__EXERCISE PROMPT__:
Please retype the data in full and exactly; the pictures are not part of the copy.

__DATA PROVIDED__:
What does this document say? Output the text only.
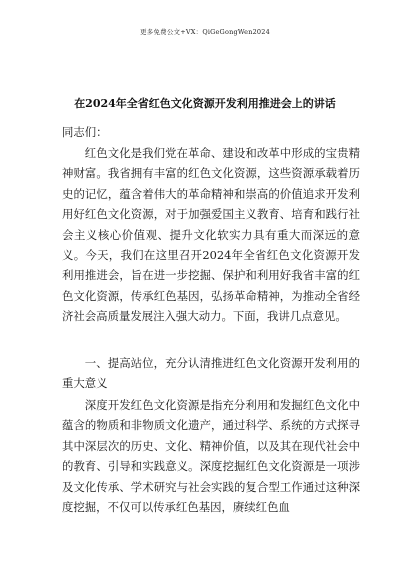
更多免费公文+VX：QiGeGongWen2024
在2024年全省红色文化资源开发利用推进会上的讲话

同志们：

红色文化是我们党在革命、建设和改革中形成的宝贵精神财富。我省拥有丰富的红色文化资源，这些资源承载着历史的记忆，蕴含着伟大的革命精神和崇高的价值追求开发利用好红色文化资源，对于加强爱国主义教育、培育和践行社会主义核心价值观、提升文化软实力具有重大而深远的意义。今天，我们在这里召开2024年全省红色文化资源开发利用推进会，旨在进一步挖掘、保护和利用好我省丰富的红色文化资源，传承红色基因，弘扬革命精神，为推动全省经济社会高质量发展注入强大动力。下面，我讲几点意见。

一、提高站位，充分认清推进红色文化资源开发利用的重大意义

深度开发红色文化资源是指充分利用和发掘红色文化中蕴含的物质和非物质文化遗产，通过科学、系统的方式探寻其中深层次的历史、文化、精神价值，以及其在现代社会中的教育、引导和实践意义。深度挖掘红色文化资源是一项涉及文化传承、学术研究与社会实践的复合型工作通过这种深度挖掘，不仅可以传承红色基因，赓续红色血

__WRITTEN RESPONSE__:
What does this document say? Output the text only.
更多免费公文+VX：QiGeGongWen2024
在2024年全省红色文化资源开发利用推进会上的讲话

同志们：

红色文化是我们党在革命、建设和改革中形成的宝贵精神财富。我省拥有丰富的红色文化资源，这些资源承载着历史的记忆，蕴含着伟大的革命精神和崇高的价值追求开发利用好红色文化资源，对于加强爱国主义教育、培育和践行社会主义核心价值观、提升文化软实力具有重大而深远的意义。今天，我们在这里召开2024年全省红色文化资源开发利用推进会，旨在进一步挖掘、保护和利用好我省丰富的红色文化资源，传承红色基因，弘扬革命精神，为推动全省经济社会高质量发展注入强大动力。下面，我讲几点意见。

一、提高站位，充分认清推进红色文化资源开发利用的重大意义

深度开发红色文化资源是指充分利用和发掘红色文化中蕴含的物质和非物质文化遗产，通过科学、系统的方式探寻其中深层次的历史、文化、精神价值，以及其在现代社会中的教育、引导和实践意义。深度挖掘红色文化资源是一项涉及文化传承、学术研究与社会实践的复合型工作通过这种深度挖掘，不仅可以传承红色基因，赓续红色血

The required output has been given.